■ TASK BRIEF ■
Scan the records for the word "Crisis". Copy each line that includes it.

Dataset records:
####

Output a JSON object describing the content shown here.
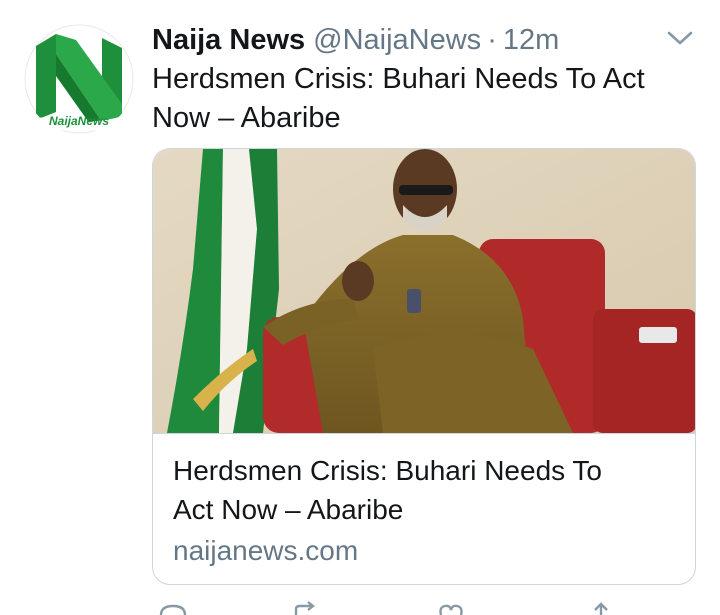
{
  "tweet": {
    "author": {
      "display_name": "Naija News",
      "handle": "@NaijaNews",
      "separator": "·",
      "timestamp": "12m",
      "avatar_logo_text": "NaijaNews"
    },
    "text_line1": "Herdsmen Crisis: Buhari Needs To Act",
    "text_line2": "Now – Abaribe",
    "card": {
      "title_line1": "Herdsmen Crisis: Buhari Needs To",
      "title_line2": "Act Now – Abaribe",
      "domain": "naijanews.com"
    },
    "icons": {
      "caret": "chevron-down-icon",
      "reply": "reply-icon",
      "retweet": "retweet-icon",
      "like": "like-icon",
      "share": "share-icon"
    },
    "colors": {
      "brand_green": "#1e8f3a",
      "text_primary": "#14171a",
      "text_secondary": "#657786",
      "border": "#ccd6dd"
    }
  }
}
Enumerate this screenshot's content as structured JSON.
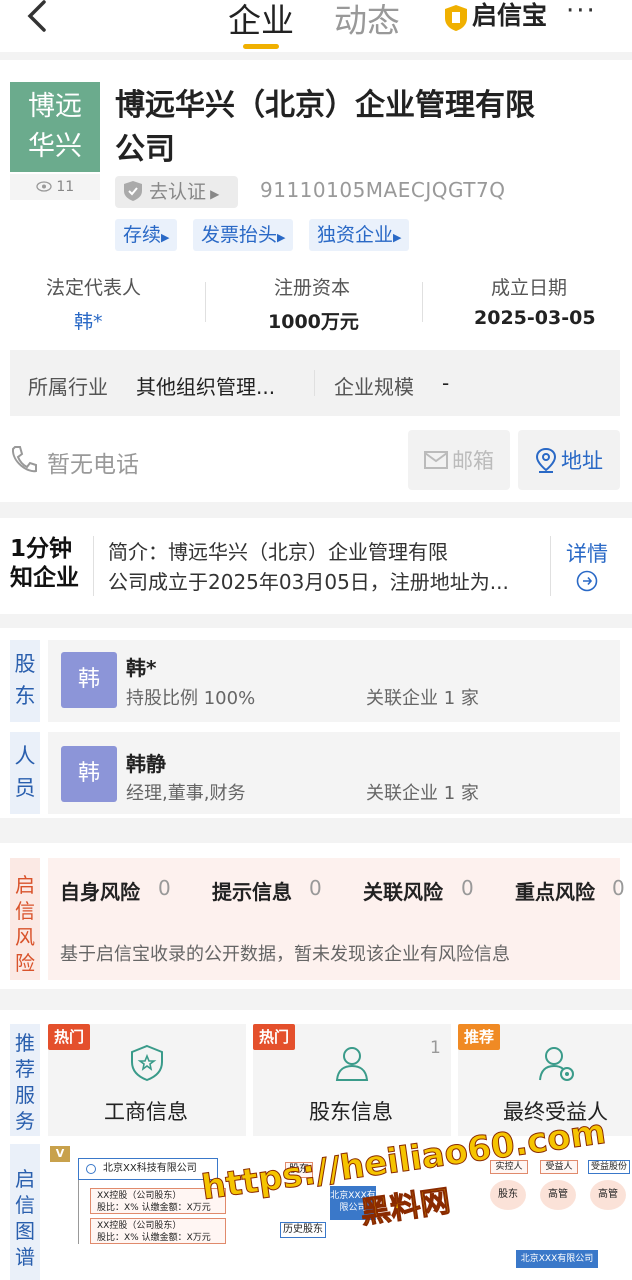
{
  "header": {
    "tabs": [
      "企业",
      "动态"
    ],
    "brand": "启信宝",
    "more": "···"
  },
  "company": {
    "logo_line1": "博远",
    "logo_line2": "华兴",
    "views": "11",
    "name_line1": "博远华兴（北京）企业管理有限",
    "name_line2": "公司",
    "cert": "去认证",
    "credit_code": "91110105MAECJQGT7Q",
    "tags": [
      "存续",
      "发票抬头",
      "独资企业"
    ],
    "stats": [
      {
        "label": "法定代表人",
        "value": "韩*"
      },
      {
        "label": "注册资本",
        "value": "1000万元"
      },
      {
        "label": "成立日期",
        "value": "2025-03-05"
      }
    ],
    "industry_label": "所属行业",
    "industry_value": "其他组织管理...",
    "scale_label": "企业规模",
    "scale_value": "-",
    "phone": "暂无电话",
    "email_btn": "邮箱",
    "address_btn": "地址"
  },
  "intro": {
    "badge_line1": "1分钟",
    "badge_line2": "知企业",
    "text_line1": "简介：博远华兴（北京）企业管理有限",
    "text_line2": "公司成立于2025年03月05日，注册地址为...",
    "detail": "详情"
  },
  "people": {
    "shareholder_head": "股东",
    "staff_head": "人员",
    "shareholder_avatar": "韩",
    "shareholder_name": "韩*",
    "shareholder_desc": "持股比例 100%",
    "shareholder_rel": "关联企业 1 家",
    "staff_avatar": "韩",
    "staff_name": "韩静",
    "staff_desc": "经理,董事,财务",
    "staff_rel": "关联企业 1 家"
  },
  "risk": {
    "head": "启信风险",
    "items": [
      {
        "label": "自身风险",
        "count": "0"
      },
      {
        "label": "提示信息",
        "count": "0"
      },
      {
        "label": "关联风险",
        "count": "0"
      },
      {
        "label": "重点风险",
        "count": "0"
      }
    ],
    "note": "基于启信宝收录的公开数据，暂未发现该企业有风险信息"
  },
  "services": {
    "head": "推荐服务",
    "items": [
      {
        "badge": "热门",
        "label": "工商信息",
        "count": ""
      },
      {
        "badge": "热门",
        "label": "股东信息",
        "count": "1"
      },
      {
        "badge": "推荐",
        "label": "最终受益人",
        "count": ""
      }
    ]
  },
  "graph": {
    "head": "启信图谱",
    "v_badge": "V",
    "company1": "北京XX科技有限公司",
    "node1": "XX控股（公司股东）",
    "node1_sub": "股比：X%   认缴金额：X万元",
    "node2": "XX控股（公司股东）",
    "node2_sub": "股比：X%   认缴金额：X万元",
    "g2_top": "股东",
    "g2_center": "北京XXX有限公司",
    "g2_left": "历史股东",
    "g3_a": "实控人",
    "g3_b": "受益人",
    "g3_c": "受益股份",
    "g3_d": "股东",
    "g3_e": "高管",
    "g3_f": "高管",
    "g3_company": "北京XXX有限公司"
  },
  "watermark": {
    "url": "https://heiliao60.com",
    "name": "黑料网"
  },
  "colors": {
    "accent": "#f0b000",
    "link": "#2a69c6",
    "risk": "#e4502c",
    "logo": "#6bab8d"
  }
}
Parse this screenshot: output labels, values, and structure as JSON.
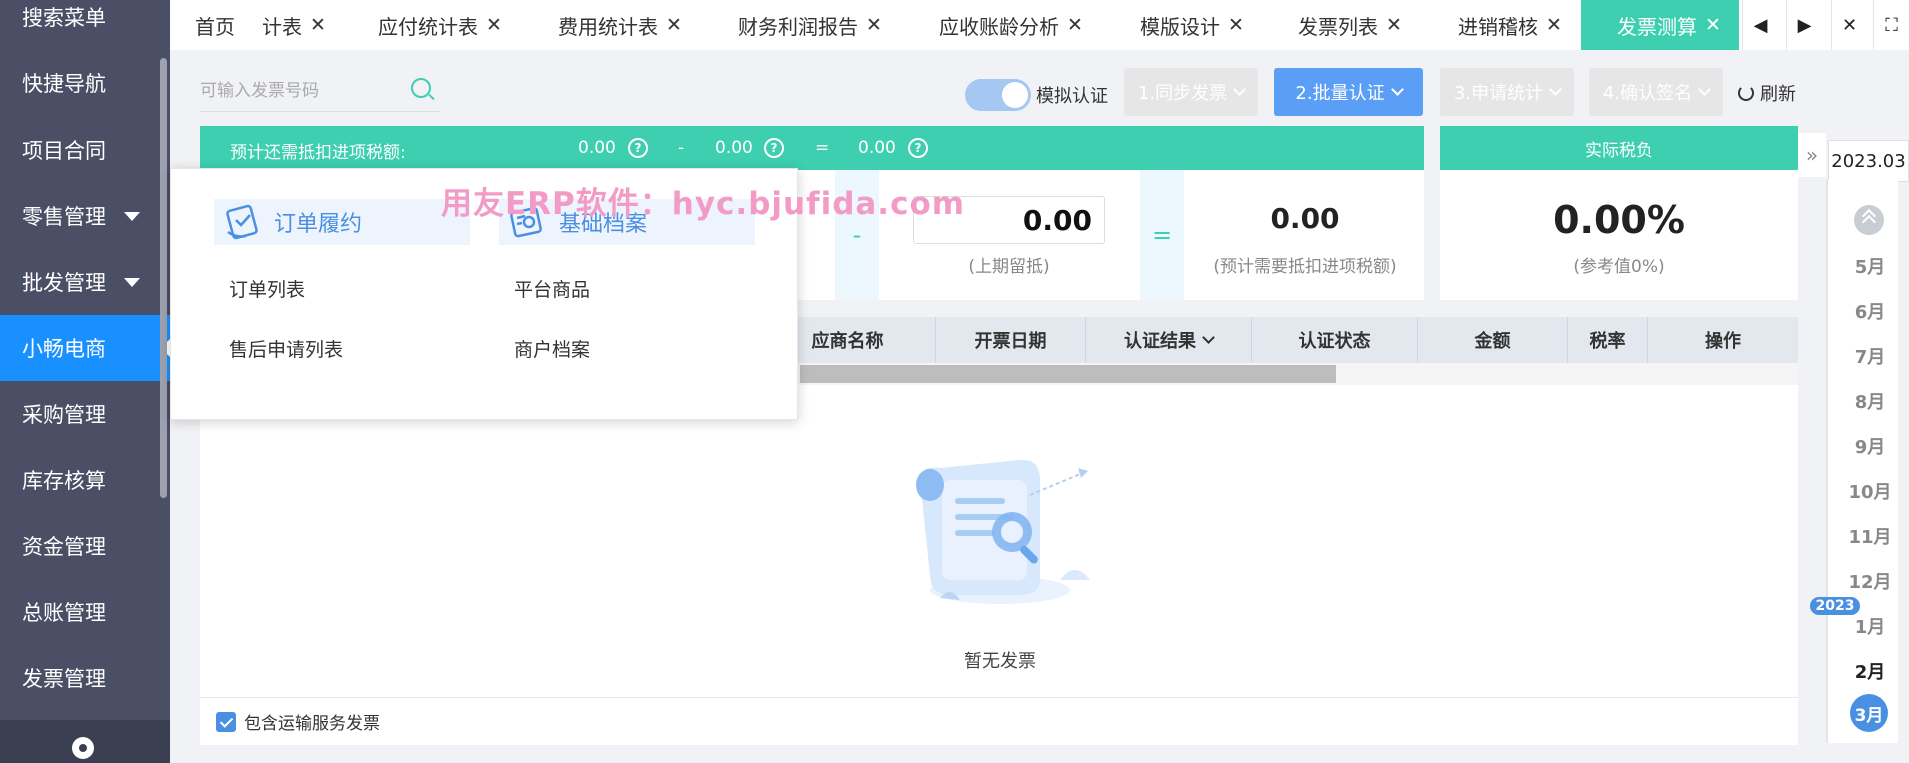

####

■ RESPONSE ■
    "text_line1": "Herdsmen Crisis: Buhari Needs To Act",
      "title_line1": "Herdsmen Crisis: Buhari Needs To",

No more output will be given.